Questions sur le texte:
(1) Dans la critique du film ACAB, relevez toutes les propositions qui commencent par « où » dans la phrase qui débute par « Un film clairement d'utilité publique ».
(2) Reprenez la critique du film ACAB après sa dernière phrase et poursuivez-la.

Extrait du document:
▬▬▬▬▬▬▬▬▬▬

ACAB de Stefano Sollima alias "Celerino figlio di puttana" (sur l'air d'"Alouette gentille alouette") [critique]

Publié le par Odi-Wan

ACAB de Stefano Sollima alias "Celerino figlio di puttana" (sur l'air d'"Alouette gentille alouette") [critique]

Un film clairement d'utilité publique, où l'on suit les histoires personnelles et professionnelles de flics d'une brigade anti-émeutes de Rome ("i celerini", traduit CRS bien que ce ne soit pas tout à fait la même chose), où tout le monde s'en mange vraiment plein la gueule (au sens propre comme au figuré), où les inégalités devant la loi sont partout.

Un film aussi violent que la société est injuste, un film à la fois très européen et très universel, qui ne se montre jamais ni manichéen ni moralisateur.

▬▬▬▬▬▬▬▬▬▬

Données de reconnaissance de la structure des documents
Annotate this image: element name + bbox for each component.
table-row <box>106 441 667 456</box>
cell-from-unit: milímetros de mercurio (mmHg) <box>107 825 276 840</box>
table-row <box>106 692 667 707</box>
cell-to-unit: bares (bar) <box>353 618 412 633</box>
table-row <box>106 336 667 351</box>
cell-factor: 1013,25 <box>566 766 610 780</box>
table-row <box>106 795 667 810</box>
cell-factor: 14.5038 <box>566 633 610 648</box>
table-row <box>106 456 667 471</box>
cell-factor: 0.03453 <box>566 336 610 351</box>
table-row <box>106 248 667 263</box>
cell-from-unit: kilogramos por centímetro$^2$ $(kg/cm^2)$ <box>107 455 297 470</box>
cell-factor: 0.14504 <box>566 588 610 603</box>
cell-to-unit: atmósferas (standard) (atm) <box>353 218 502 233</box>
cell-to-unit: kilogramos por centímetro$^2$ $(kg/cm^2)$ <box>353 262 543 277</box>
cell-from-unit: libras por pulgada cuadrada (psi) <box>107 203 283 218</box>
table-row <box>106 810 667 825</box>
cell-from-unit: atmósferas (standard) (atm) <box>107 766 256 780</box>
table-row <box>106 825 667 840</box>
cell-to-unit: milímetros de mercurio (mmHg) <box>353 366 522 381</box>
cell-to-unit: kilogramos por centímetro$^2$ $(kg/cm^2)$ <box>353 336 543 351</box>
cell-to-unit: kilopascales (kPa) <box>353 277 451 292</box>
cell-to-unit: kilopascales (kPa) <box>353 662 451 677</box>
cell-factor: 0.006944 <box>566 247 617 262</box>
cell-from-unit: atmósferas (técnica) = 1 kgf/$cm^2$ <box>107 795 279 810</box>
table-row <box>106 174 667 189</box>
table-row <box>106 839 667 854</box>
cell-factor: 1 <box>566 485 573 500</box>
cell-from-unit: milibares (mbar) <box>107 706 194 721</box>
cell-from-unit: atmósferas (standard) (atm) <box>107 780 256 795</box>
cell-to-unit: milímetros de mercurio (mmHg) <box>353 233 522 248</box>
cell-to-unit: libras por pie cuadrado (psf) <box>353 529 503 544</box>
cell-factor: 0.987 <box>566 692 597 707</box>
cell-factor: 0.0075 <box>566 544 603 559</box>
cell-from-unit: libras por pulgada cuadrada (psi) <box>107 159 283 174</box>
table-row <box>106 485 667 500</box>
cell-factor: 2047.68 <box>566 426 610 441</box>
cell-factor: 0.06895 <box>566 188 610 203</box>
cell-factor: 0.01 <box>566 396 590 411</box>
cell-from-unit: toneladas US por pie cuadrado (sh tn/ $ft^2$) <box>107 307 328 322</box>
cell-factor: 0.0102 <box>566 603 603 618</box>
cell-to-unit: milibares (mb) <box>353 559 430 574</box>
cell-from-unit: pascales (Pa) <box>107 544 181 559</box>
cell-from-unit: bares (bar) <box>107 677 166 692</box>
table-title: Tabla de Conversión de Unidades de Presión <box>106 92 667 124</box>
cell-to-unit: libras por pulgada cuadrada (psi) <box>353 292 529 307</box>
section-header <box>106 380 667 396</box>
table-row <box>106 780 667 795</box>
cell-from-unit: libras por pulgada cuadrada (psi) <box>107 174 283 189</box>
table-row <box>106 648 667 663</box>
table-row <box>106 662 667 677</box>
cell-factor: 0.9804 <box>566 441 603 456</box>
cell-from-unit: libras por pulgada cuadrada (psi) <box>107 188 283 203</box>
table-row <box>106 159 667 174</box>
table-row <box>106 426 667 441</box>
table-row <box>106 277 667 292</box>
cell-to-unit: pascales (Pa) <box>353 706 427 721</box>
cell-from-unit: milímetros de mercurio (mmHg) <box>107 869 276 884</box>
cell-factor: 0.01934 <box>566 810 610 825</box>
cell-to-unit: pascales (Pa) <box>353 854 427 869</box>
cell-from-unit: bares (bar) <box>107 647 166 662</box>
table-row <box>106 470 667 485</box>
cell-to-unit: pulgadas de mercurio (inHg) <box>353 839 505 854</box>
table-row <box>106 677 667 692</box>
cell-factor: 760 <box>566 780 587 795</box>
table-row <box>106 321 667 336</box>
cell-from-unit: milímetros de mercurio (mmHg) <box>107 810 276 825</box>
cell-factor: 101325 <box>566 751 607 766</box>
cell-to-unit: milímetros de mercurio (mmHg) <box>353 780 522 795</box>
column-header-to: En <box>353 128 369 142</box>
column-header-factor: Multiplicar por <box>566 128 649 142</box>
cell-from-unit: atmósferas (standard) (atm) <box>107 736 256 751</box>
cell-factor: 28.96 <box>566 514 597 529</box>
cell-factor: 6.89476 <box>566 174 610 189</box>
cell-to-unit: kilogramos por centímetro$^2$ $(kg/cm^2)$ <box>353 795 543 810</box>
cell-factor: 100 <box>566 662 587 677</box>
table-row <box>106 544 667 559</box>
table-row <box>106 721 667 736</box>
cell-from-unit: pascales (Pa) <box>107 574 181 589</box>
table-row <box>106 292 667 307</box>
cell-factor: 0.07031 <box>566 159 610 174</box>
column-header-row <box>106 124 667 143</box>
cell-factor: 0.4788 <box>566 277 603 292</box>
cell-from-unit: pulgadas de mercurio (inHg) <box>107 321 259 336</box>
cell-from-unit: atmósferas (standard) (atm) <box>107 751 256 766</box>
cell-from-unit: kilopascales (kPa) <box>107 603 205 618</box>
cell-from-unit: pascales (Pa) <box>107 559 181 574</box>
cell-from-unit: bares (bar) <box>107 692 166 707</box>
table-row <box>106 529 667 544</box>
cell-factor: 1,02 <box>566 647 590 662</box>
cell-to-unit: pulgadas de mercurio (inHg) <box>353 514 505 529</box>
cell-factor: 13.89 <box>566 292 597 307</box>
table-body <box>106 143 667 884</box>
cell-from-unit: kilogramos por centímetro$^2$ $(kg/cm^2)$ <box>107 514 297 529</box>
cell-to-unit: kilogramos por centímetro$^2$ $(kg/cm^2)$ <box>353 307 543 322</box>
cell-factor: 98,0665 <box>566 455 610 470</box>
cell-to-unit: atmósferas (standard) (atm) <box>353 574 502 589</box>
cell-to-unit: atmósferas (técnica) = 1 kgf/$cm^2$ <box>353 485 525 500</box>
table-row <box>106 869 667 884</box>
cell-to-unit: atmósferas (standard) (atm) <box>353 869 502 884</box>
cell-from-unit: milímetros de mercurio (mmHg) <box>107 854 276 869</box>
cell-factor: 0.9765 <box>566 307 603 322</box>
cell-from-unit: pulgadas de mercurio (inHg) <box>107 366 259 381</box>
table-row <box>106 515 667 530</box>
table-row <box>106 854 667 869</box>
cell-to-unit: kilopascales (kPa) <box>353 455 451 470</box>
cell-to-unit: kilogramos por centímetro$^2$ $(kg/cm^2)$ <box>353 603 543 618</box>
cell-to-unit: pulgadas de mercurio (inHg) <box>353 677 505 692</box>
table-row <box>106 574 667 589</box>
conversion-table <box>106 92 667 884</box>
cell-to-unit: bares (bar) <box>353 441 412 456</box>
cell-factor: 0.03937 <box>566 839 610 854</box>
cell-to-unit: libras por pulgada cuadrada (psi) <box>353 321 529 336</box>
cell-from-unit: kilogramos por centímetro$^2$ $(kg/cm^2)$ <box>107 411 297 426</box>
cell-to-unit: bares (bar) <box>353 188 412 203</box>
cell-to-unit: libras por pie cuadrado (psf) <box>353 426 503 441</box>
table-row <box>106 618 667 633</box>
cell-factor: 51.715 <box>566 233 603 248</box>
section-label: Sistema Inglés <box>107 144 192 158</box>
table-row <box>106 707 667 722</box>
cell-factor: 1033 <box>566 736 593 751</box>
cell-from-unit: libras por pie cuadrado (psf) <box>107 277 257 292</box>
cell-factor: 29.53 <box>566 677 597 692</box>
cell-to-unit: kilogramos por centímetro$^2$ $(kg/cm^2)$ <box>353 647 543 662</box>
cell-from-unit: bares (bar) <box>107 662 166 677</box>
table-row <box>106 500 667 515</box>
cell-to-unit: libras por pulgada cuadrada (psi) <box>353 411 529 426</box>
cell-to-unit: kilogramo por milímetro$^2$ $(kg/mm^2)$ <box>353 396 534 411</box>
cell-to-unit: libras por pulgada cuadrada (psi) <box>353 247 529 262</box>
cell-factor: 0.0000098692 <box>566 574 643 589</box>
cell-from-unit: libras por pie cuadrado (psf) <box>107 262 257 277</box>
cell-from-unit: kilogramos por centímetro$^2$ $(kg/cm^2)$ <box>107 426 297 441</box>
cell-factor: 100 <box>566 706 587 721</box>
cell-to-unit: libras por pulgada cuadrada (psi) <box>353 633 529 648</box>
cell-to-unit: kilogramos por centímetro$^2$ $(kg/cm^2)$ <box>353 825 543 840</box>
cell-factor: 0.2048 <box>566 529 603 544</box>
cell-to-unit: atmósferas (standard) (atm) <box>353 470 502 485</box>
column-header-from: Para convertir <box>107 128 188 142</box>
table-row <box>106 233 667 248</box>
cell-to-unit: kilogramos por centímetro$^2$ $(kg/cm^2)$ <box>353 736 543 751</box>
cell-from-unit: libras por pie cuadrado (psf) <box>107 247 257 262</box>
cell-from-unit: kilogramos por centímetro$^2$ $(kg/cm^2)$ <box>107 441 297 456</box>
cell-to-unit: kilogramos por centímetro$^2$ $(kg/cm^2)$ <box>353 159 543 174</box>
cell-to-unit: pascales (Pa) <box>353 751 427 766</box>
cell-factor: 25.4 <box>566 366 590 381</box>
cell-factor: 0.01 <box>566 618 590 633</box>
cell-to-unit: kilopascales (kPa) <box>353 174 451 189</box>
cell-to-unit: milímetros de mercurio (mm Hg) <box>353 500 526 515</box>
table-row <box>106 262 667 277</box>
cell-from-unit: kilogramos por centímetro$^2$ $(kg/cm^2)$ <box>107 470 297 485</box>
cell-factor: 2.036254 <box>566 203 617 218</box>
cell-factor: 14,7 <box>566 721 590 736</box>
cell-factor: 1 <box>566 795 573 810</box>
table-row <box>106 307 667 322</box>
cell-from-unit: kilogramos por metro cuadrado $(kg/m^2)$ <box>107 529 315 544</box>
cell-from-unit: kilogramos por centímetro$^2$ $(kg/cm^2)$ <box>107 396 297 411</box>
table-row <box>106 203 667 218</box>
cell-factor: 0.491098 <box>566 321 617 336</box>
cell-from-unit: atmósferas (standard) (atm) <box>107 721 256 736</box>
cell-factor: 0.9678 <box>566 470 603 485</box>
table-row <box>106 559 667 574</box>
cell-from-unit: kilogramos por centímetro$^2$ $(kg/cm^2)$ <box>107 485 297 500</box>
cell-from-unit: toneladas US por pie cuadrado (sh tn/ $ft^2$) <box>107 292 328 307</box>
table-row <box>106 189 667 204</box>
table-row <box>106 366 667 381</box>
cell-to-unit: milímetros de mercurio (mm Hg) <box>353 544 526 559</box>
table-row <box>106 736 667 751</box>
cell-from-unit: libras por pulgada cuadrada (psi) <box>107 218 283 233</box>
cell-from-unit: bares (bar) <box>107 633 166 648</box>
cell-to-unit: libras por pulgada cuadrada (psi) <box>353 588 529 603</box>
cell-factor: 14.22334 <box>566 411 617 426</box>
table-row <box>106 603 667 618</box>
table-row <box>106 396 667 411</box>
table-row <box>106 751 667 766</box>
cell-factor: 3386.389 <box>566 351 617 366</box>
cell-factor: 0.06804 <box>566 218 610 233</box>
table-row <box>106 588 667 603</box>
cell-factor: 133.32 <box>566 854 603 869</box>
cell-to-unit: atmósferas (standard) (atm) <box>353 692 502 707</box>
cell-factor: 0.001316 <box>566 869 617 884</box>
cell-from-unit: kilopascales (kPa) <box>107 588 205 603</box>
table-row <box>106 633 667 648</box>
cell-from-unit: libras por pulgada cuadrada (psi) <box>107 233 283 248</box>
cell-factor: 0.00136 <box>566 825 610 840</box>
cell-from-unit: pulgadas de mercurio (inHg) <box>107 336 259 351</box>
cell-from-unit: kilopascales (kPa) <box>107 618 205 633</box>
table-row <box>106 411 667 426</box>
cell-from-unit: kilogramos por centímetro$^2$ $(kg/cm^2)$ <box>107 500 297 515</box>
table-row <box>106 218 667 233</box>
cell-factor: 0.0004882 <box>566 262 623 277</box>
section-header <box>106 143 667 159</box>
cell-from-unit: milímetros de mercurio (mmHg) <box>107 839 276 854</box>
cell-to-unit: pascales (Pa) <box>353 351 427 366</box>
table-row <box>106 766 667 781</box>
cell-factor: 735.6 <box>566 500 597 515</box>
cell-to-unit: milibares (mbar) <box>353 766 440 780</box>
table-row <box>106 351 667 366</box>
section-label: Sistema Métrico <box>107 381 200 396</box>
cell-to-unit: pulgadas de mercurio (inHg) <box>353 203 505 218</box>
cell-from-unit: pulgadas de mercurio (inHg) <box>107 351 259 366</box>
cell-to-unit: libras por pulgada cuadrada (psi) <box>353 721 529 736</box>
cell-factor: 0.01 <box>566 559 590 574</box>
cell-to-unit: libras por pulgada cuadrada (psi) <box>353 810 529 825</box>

▬▬▬▬▬▬▬▬▬▬

Vos réponses:
(1)
- où l'on suit les histoires personnelles et professionnelles de flics d'une brigade anti-émeutes de Rome ("i celerini", traduit CRS bien que ce ne soit pas tout à fait la même chose)
- où tout le monde s'en mange vraiment plein la gueule (au sens propre comme au figuré)
- où les inégalités devant la loi sont partout

(2)
Un film qui laisse un goût amer et qui nous pousse à réfléchir sur le devenir de notre monde, sur le fait que pour 10 connards ce sont toujours 100 innocents qui morflent, que nous ne sommes tous que des pions condamnés à subir ce qu'une minorité décide pour nous, sur ce qui déconne enfin et qui n'est pas près de s'arranger... Le tout porté par une bande originale qui prend aux tripes, une mise en scène d'une efficacité redoutable et un casting irréprochable !

Le cinéma italien n'est pas mort, loin de là, et le néoréalisme non plus.